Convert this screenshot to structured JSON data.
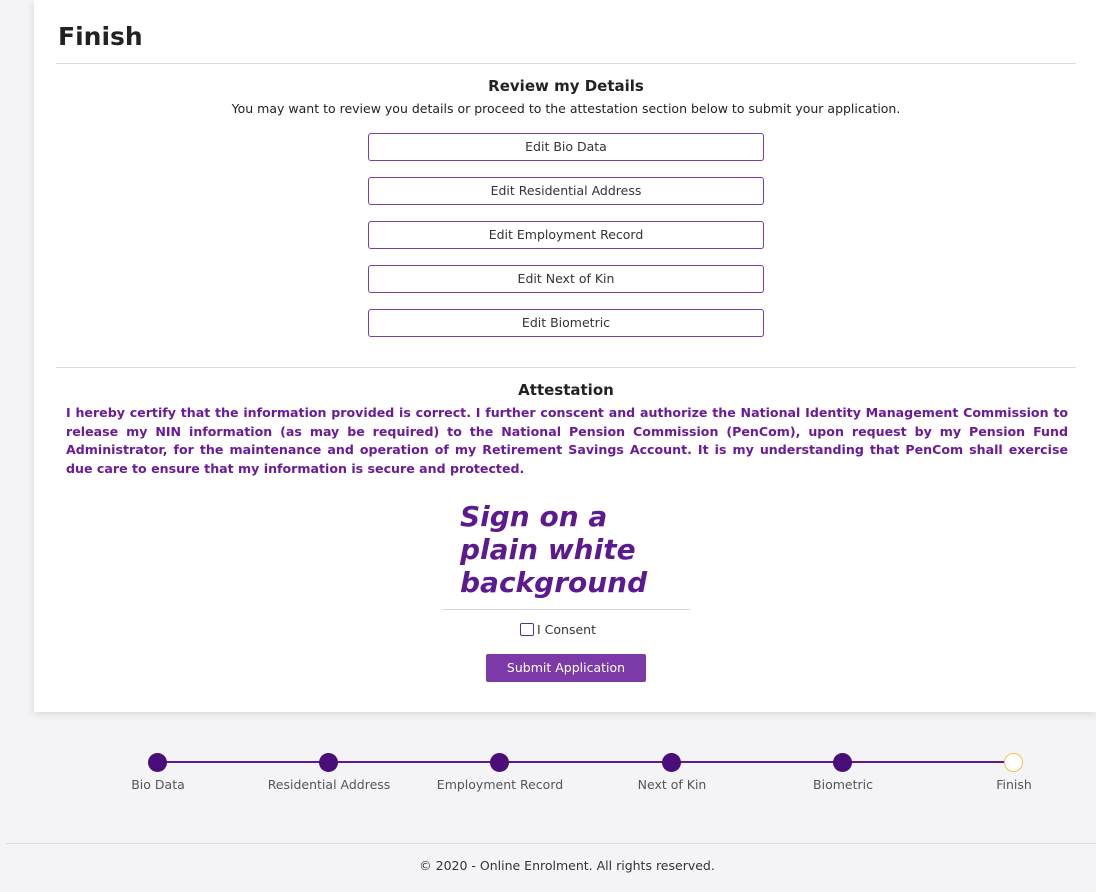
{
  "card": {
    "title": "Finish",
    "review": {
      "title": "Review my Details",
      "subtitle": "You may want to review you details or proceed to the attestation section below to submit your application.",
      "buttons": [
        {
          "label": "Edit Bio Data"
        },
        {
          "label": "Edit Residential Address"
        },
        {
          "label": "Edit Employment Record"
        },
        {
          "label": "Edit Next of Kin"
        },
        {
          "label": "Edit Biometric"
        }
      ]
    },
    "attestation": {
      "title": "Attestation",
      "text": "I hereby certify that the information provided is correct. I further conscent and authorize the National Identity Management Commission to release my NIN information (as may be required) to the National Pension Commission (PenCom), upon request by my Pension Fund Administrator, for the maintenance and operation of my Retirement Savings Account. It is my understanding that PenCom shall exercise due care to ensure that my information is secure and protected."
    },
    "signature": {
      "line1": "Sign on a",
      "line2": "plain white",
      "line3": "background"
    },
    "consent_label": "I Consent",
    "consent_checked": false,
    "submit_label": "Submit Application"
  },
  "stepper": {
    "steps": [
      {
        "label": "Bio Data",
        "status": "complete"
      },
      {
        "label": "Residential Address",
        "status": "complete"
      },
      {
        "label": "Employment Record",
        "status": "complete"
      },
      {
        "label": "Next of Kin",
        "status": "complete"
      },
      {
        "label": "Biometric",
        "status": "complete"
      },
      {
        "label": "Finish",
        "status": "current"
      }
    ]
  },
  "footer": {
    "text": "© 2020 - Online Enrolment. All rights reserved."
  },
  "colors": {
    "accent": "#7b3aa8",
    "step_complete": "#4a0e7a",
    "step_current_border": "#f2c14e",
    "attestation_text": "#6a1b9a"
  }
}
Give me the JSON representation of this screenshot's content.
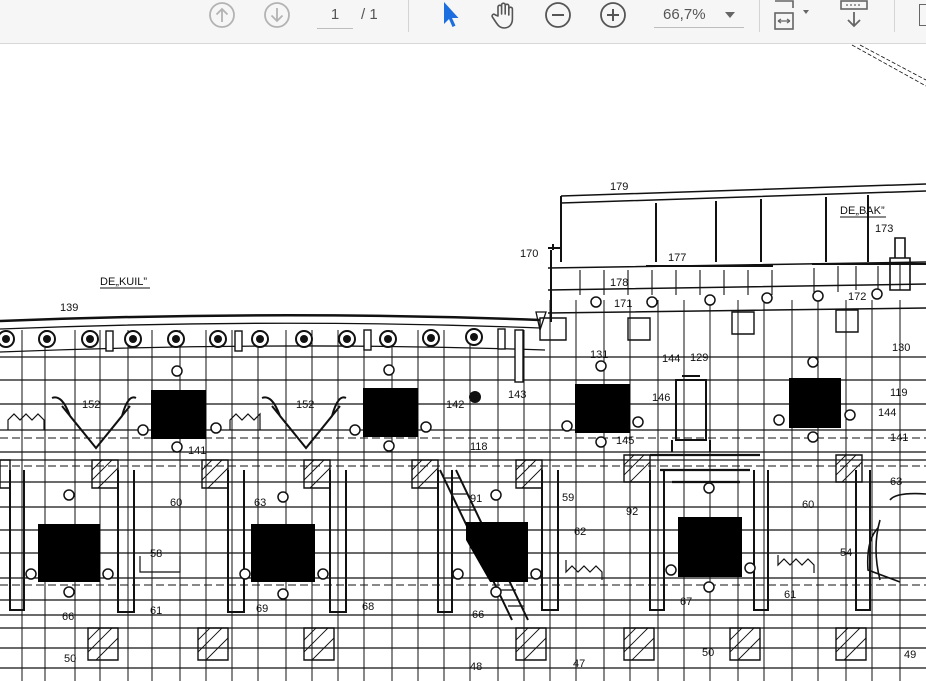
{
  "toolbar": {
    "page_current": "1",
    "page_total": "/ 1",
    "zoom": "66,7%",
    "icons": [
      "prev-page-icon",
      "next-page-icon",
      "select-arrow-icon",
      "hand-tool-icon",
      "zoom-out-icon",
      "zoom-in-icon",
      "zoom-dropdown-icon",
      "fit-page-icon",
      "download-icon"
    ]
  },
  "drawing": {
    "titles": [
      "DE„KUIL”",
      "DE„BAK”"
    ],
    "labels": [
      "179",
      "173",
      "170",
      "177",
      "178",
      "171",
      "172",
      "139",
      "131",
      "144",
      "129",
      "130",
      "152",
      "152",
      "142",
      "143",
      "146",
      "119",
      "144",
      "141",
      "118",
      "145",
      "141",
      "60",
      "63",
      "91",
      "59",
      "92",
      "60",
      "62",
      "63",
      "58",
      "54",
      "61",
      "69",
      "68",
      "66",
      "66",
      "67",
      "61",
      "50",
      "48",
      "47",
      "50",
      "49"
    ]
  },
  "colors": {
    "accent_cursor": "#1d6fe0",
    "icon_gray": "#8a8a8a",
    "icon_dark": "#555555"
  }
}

+ + +

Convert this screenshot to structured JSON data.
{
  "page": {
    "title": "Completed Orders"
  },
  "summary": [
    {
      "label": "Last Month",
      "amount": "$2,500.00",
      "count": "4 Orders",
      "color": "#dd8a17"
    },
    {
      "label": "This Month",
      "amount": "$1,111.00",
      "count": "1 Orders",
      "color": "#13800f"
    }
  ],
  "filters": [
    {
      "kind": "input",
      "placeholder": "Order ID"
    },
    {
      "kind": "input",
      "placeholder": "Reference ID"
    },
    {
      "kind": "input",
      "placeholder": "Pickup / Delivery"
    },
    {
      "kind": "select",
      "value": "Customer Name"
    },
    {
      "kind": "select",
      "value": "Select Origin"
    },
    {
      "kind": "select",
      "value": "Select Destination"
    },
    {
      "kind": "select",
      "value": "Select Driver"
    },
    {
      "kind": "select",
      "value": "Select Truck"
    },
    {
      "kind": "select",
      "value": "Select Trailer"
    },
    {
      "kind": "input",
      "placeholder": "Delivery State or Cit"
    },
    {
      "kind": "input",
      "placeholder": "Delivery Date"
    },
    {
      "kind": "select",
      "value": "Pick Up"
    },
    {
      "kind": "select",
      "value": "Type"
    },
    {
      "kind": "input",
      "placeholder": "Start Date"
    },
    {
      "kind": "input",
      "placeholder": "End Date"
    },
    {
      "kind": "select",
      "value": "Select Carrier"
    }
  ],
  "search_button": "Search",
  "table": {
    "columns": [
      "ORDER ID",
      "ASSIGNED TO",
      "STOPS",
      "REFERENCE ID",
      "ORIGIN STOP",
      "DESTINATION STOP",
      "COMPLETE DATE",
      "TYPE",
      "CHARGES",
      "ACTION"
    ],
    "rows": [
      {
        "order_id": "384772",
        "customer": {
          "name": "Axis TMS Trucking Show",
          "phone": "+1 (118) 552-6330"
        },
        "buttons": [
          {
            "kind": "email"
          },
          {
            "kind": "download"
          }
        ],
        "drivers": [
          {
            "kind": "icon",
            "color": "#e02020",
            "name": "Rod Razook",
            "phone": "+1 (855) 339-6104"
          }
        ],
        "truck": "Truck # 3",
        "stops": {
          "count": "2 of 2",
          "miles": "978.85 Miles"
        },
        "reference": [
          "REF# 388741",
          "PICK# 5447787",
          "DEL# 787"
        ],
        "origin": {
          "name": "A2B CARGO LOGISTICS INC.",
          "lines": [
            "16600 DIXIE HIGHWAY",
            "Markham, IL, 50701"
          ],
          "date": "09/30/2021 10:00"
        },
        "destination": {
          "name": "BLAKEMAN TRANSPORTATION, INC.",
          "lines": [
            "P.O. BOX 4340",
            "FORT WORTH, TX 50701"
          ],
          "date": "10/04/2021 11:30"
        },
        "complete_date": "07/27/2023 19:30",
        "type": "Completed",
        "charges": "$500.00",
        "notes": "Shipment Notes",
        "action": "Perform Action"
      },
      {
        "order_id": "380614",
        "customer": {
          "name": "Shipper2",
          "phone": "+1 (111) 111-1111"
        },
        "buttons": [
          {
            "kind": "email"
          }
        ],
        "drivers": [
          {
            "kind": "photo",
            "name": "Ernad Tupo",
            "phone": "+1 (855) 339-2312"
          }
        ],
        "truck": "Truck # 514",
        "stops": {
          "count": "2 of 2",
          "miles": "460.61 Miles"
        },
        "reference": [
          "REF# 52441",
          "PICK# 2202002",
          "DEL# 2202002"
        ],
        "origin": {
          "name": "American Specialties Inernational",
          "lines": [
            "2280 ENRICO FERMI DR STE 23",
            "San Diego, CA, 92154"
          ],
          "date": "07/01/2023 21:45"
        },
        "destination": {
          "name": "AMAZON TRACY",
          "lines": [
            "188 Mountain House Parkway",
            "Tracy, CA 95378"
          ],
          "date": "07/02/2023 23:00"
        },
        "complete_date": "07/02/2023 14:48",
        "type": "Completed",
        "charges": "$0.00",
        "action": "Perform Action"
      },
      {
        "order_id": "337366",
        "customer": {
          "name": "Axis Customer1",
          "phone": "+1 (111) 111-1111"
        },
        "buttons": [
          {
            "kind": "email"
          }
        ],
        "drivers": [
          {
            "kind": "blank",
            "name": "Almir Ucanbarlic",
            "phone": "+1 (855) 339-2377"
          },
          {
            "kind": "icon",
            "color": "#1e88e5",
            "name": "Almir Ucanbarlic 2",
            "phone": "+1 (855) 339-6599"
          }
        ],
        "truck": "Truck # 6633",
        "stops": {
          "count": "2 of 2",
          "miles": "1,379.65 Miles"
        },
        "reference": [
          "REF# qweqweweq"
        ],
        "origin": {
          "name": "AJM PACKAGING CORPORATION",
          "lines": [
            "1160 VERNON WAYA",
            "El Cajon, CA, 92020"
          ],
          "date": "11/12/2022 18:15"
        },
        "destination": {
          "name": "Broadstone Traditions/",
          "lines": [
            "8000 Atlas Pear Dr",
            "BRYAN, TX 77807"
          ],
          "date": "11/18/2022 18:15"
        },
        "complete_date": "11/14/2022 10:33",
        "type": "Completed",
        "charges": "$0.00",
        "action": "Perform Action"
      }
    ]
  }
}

+ + +

* WRITTEN INSTRUCTION:
Scan the data above and copy every line with "phone" in it.

* SOLUTION TO THIS TASK:
          "phone": "+1 (118) 552-6330"
            "phone": "+1 (855) 339-6104"
          "phone": "+1 (111) 111-1111"
            "phone": "+1 (855) 339-2312"
          "phone": "+1 (111) 111-1111"
            "phone": "+1 (855) 339-2377"
            "phone": "+1 (855) 339-6599"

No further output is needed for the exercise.